Reproduce every record below exactly as it appears.
* * * * *
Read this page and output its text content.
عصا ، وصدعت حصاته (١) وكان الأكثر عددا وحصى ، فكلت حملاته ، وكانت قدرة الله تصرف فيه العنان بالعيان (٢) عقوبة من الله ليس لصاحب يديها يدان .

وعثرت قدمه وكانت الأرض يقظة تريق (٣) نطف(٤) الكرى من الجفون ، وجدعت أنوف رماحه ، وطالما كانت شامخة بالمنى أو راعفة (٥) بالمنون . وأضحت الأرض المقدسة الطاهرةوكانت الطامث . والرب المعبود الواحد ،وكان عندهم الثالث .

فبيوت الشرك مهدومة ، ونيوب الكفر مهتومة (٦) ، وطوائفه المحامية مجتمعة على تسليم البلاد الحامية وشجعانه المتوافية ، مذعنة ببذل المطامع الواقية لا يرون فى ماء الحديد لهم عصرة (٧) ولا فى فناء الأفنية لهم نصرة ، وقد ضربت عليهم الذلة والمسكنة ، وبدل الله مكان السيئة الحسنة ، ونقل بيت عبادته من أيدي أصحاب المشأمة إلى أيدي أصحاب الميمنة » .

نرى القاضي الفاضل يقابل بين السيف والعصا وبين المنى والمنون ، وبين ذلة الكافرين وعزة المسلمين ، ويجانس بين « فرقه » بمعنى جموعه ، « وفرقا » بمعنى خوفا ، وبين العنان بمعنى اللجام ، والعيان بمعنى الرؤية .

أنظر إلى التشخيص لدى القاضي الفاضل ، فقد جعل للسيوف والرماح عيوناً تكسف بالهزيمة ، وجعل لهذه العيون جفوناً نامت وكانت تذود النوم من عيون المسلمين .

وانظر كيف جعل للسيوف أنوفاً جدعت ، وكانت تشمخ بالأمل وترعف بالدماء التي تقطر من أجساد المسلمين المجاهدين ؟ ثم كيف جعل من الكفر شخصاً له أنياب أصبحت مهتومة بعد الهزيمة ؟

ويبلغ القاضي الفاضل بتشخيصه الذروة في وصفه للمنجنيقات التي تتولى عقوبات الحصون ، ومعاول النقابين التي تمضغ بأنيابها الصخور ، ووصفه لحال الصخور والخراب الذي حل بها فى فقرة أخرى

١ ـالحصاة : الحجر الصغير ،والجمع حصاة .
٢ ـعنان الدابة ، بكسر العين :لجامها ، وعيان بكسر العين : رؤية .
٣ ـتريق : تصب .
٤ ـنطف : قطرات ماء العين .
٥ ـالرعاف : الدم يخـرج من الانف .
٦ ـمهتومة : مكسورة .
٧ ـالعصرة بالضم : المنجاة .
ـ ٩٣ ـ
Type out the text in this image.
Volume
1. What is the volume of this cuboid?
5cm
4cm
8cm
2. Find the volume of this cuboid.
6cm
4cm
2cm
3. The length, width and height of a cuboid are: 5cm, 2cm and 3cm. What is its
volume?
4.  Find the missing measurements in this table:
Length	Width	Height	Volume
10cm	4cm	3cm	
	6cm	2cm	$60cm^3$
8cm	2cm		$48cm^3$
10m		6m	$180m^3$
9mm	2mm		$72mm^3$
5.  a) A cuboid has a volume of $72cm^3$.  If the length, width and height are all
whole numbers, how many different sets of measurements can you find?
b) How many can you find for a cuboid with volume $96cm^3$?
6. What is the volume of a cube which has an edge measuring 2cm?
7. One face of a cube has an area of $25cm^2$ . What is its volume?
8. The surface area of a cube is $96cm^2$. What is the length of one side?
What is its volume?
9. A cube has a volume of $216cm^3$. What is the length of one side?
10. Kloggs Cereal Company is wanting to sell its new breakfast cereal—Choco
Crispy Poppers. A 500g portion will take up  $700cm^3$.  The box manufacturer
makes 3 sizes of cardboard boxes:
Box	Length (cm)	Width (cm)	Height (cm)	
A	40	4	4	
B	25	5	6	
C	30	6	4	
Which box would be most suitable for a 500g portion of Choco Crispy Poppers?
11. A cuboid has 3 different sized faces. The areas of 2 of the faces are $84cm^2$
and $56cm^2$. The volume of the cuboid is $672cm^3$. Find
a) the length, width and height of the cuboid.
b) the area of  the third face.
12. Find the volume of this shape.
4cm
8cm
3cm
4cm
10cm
* * * * *
ANSWER BELOW »
Read this page and output its text content.
عصا ، وصدعت حصاته (١) وكان الأكثر عددا وحصى ، فكلت حملاته ، وكانت قدرة الله تصرف فيه العنان بالعيان (٢) عقوبة من الله ليس لصاحب يديها يدان .

وعثرت قدمه وكانت الأرض يقظة تريق (٣) نطف(٤) الكرى من الجفون ، وجدعت أنوف رماحه ، وطالما كانت شامخة بالمنى أو راعفة (٥) بالمنون . وأضحت الأرض المقدسة الطاهرةوكانت الطامث . والرب المعبود الواحد ،وكان عندهم الثالث .

فبيوت الشرك مهدومة ، ونيوب الكفر مهتومة (٦) ، وطوائفه المحامية مجتمعة على تسليم البلاد الحامية وشجعانه المتوافية ، مذعنة ببذل المطامع الواقية لا يرون فى ماء الحديد لهم عصرة (٧) ولا فى فناء الأفنية لهم نصرة ، وقد ضربت عليهم الذلة والمسكنة ، وبدل الله مكان السيئة الحسنة ، ونقل بيت عبادته من أيدي أصحاب المشأمة إلى أيدي أصحاب الميمنة » .

نرى القاضي الفاضل يقابل بين السيف والعصا وبين المنى والمنون ، وبين ذلة الكافرين وعزة المسلمين ، ويجانس بين « فرقه » بمعنى جموعه ، « وفرقا » بمعنى خوفا ، وبين العنان بمعنى اللجام ، والعيان بمعنى الرؤية .

أنظر إلى التشخيص لدى القاضي الفاضل ، فقد جعل للسيوف والرماح عيوناً تكسف بالهزيمة ، وجعل لهذه العيون جفوناً نامت وكانت تذود النوم من عيون المسلمين .

وانظر كيف جعل للسيوف أنوفاً جدعت ، وكانت تشمخ بالأمل وترعف بالدماء التي تقطر من أجساد المسلمين المجاهدين ؟ ثم كيف جعل من الكفر شخصاً له أنياب أصبحت مهتومة بعد الهزيمة ؟

ويبلغ القاضي الفاضل بتشخيصه الذروة في وصفه للمنجنيقات التي تتولى عقوبات الحصون ، ومعاول النقابين التي تمضغ بأنيابها الصخور ، ووصفه لحال الصخور والخراب الذي حل بها فى فقرة أخرى

١ ـالحصاة : الحجر الصغير ،والجمع حصاة .
٢ ـعنان الدابة ، بكسر العين :لجامها ، وعيان بكسر العين : رؤية .
٣ ـتريق : تصب .
٤ ـنطف : قطرات ماء العين .
٥ ـالرعاف : الدم يخـرج من الانف .
٦ ـمهتومة : مكسورة .
٧ ـالعصرة بالضم : المنجاة .
ـ ٩٣ ـ
Type out the text in this image.
Volume
1. What is the volume of this cuboid?
5cm
4cm
8cm
2. Find the volume of this cuboid.
6cm
4cm
2cm
3. The length, width and height of a cuboid are: 5cm, 2cm and 3cm. What is its
volume?
4.  Find the missing measurements in this table:
Length	Width	Height	Volume
10cm	4cm	3cm	
	6cm	2cm	$60cm^3$
8cm	2cm		$48cm^3$
10m		6m	$180m^3$
9mm	2mm		$72mm^3$
5.  a) A cuboid has a volume of $72cm^3$.  If the length, width and height are all
whole numbers, how many different sets of measurements can you find?
b) How many can you find for a cuboid with volume $96cm^3$?
6. What is the volume of a cube which has an edge measuring 2cm?
7. One face of a cube has an area of $25cm^2$ . What is its volume?
8. The surface area of a cube is $96cm^2$. What is the length of one side?
What is its volume?
9. A cube has a volume of $216cm^3$. What is the length of one side?
10. Kloggs Cereal Company is wanting to sell its new breakfast cereal—Choco
Crispy Poppers. A 500g portion will take up  $700cm^3$.  The box manufacturer
makes 3 sizes of cardboard boxes:
Box	Length (cm)	Width (cm)	Height (cm)	
A	40	4	4	
B	25	5	6	
C	30	6	4	
Which box would be most suitable for a 500g portion of Choco Crispy Poppers?
11. A cuboid has 3 different sized faces. The areas of 2 of the faces are $84cm^2$
and $56cm^2$. The volume of the cuboid is $672cm^3$. Find
a) the length, width and height of the cuboid.
b) the area of  the third face.
12. Find the volume of this shape.
4cm
8cm
3cm
4cm
10cm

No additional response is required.